──────── Passage provided ────────
RESEARCH / DOMAIN 6
Organizations should optimize for potential, not merely performance
Core question: What conditions unlock human capability, growth, and innovation?
Thesis
The previous domains established a progression. Intelligence changes work. Work shapes culture. Culture evolves when environments change. Technology changes environments. The purpose of technology is to elevate the human condition.
This progression leads naturally to a new leadership question:
If intelligence is becoming increasingly abundant, what should organizations optimize for?
For more than a century, organizations have been designed to optimize performance. Industrial management systems measured productivity, efficiency, utilization, and output because these metrics reflected the realities of work in an era defined by scarce labor, limited information, and predictable processes. While performance remains important, a growing body of research suggests that long-term organizational success depends not merely on maximizing what people can do today, but on expanding what they may be capable of doing tomorrow.
Human potential is not fixed. It emerges under specific environmental conditions that encourage learning, challenge, experimentation, adaptation, and growth. As artificial intelligence increasingly augments execution and access to knowledge becomes abundant, the organizations that thrive may be those that optimize for human potential rather than performance alone.
──────── Dataset extract ────────
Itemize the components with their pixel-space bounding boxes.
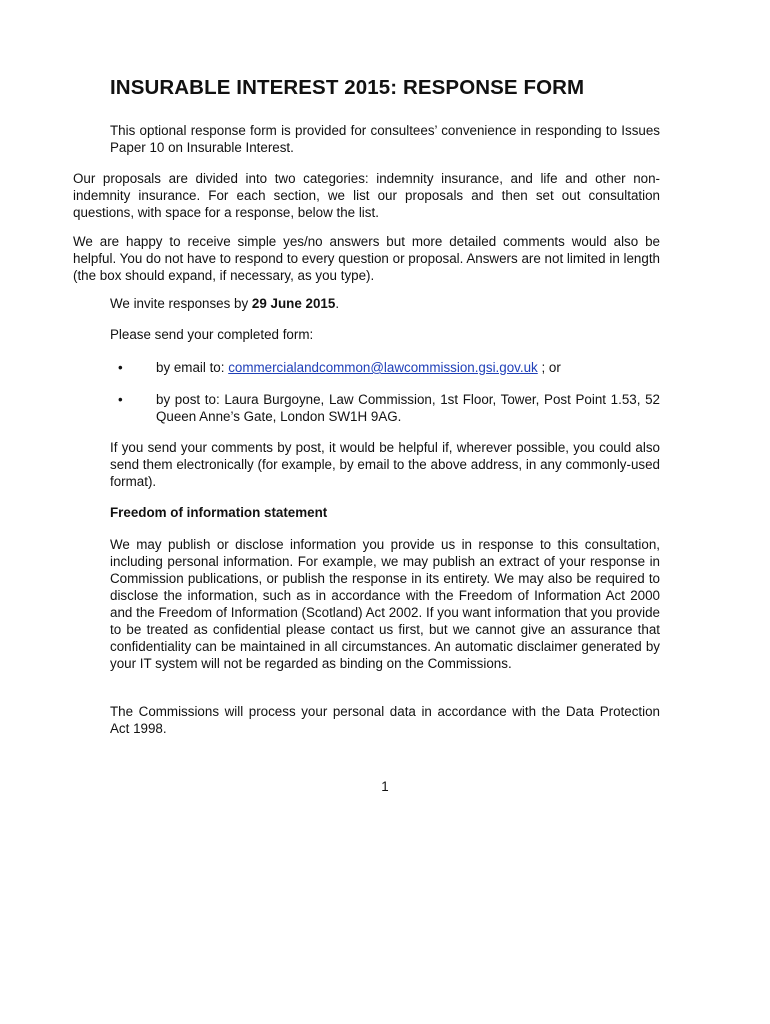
────────
=== What the exercise asks ===
List every metric that the Domain 6 research text says industrial management systems measured.

=== Expected answer ===
Productivity, efficiency, utilization, output